# Start of RECORDS PROVIDED

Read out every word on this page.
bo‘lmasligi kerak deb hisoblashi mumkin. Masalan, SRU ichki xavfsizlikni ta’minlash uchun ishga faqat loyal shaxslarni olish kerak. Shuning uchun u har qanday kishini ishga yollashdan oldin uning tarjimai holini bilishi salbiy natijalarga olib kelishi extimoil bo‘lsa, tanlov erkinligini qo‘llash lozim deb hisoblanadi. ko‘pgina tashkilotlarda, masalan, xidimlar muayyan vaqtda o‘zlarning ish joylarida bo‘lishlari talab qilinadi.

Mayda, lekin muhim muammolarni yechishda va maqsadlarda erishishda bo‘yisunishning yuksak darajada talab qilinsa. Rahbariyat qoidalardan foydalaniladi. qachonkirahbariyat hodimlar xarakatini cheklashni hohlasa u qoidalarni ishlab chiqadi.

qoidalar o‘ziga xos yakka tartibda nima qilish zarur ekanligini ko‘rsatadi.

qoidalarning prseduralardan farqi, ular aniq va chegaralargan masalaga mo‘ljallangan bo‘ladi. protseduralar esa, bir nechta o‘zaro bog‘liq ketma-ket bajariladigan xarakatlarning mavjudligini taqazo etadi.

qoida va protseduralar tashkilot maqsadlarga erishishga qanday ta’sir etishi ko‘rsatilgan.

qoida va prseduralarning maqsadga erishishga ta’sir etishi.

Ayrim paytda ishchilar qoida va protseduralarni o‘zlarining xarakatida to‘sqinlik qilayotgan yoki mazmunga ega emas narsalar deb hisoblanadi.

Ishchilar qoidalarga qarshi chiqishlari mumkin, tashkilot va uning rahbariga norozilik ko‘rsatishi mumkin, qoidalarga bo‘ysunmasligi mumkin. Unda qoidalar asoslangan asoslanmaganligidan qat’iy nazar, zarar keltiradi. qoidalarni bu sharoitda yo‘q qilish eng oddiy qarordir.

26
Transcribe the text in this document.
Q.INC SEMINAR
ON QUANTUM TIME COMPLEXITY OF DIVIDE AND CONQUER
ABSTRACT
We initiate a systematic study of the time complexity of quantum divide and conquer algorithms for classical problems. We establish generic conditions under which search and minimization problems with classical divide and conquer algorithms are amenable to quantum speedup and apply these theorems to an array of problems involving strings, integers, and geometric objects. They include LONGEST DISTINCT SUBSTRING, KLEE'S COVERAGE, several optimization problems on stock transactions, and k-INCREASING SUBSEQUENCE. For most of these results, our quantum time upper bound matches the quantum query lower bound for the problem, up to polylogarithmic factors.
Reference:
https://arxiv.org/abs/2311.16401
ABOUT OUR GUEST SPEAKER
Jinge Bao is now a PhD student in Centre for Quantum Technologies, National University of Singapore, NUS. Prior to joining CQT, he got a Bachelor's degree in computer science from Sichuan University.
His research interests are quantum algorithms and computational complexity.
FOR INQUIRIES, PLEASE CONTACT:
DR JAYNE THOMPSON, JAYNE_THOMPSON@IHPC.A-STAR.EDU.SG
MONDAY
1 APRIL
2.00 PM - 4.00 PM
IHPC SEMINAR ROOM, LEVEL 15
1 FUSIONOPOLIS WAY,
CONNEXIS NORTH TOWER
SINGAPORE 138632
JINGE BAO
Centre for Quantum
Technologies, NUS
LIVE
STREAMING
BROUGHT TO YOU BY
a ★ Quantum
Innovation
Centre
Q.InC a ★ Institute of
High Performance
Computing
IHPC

# End of RECORDS PROVIDED

EXERCISE DETAILS:
Output the records exactly, including every line.

THE COMPLETED TASK:
Read out every word on this page.
bo‘lmasligi kerak deb hisoblashi mumkin. Masalan, SRU ichki xavfsizlikni ta’minlash uchun ishga faqat loyal shaxslarni olish kerak. Shuning uchun u har qanday kishini ishga yollashdan oldin uning tarjimai holini bilishi salbiy natijalarga olib kelishi extimoil bo‘lsa, tanlov erkinligini qo‘llash lozim deb hisoblanadi. ko‘pgina tashkilotlarda, masalan, xidimlar muayyan vaqtda o‘zlarning ish joylarida bo‘lishlari talab qilinadi.

Mayda, lekin muhim muammolarni yechishda va maqsadlarda erishishda bo‘yisunishning yuksak darajada talab qilinsa. Rahbariyat qoidalardan foydalaniladi. qachonkirahbariyat hodimlar xarakatini cheklashni hohlasa u qoidalarni ishlab chiqadi.

qoidalar o‘ziga xos yakka tartibda nima qilish zarur ekanligini ko‘rsatadi.

qoidalarning prseduralardan farqi, ular aniq va chegaralargan masalaga mo‘ljallangan bo‘ladi. protseduralar esa, bir nechta o‘zaro bog‘liq ketma-ket bajariladigan xarakatlarning mavjudligini taqazo etadi.

qoida va protseduralar tashkilot maqsadlarga erishishga qanday ta’sir etishi ko‘rsatilgan.

qoida va prseduralarning maqsadga erishishga ta’sir etishi.

Ayrim paytda ishchilar qoida va protseduralarni o‘zlarining xarakatida to‘sqinlik qilayotgan yoki mazmunga ega emas narsalar deb hisoblanadi.

Ishchilar qoidalarga qarshi chiqishlari mumkin, tashkilot va uning rahbariga norozilik ko‘rsatishi mumkin, qoidalarga bo‘ysunmasligi mumkin. Unda qoidalar asoslangan asoslanmaganligidan qat’iy nazar, zarar keltiradi. qoidalarni bu sharoitda yo‘q qilish eng oddiy qarordir.

26
Transcribe the text in this document.
Q.INC SEMINAR
ON QUANTUM TIME COMPLEXITY OF DIVIDE AND CONQUER
ABSTRACT
We initiate a systematic study of the time complexity of quantum divide and conquer algorithms for classical problems. We establish generic conditions under which search and minimization problems with classical divide and conquer algorithms are amenable to quantum speedup and apply these theorems to an array of problems involving strings, integers, and geometric objects. They include LONGEST DISTINCT SUBSTRING, KLEE'S COVERAGE, several optimization problems on stock transactions, and k-INCREASING SUBSEQUENCE. For most of these results, our quantum time upper bound matches the quantum query lower bound for the problem, up to polylogarithmic factors.
Reference:
https://arxiv.org/abs/2311.16401
ABOUT OUR GUEST SPEAKER
Jinge Bao is now a PhD student in Centre for Quantum Technologies, National University of Singapore, NUS. Prior to joining CQT, he got a Bachelor's degree in computer science from Sichuan University.
His research interests are quantum algorithms and computational complexity.
FOR INQUIRIES, PLEASE CONTACT:
DR JAYNE THOMPSON, JAYNE_THOMPSON@IHPC.A-STAR.EDU.SG
MONDAY
1 APRIL
2.00 PM - 4.00 PM
IHPC SEMINAR ROOM, LEVEL 15
1 FUSIONOPOLIS WAY,
CONNEXIS NORTH TOWER
SINGAPORE 138632
JINGE BAO
Centre for Quantum
Technologies, NUS
LIVE
STREAMING
BROUGHT TO YOU BY
a ★ Quantum
Innovation
Centre
Q.InC a ★ Institute of
High Performance
Computing
IHPC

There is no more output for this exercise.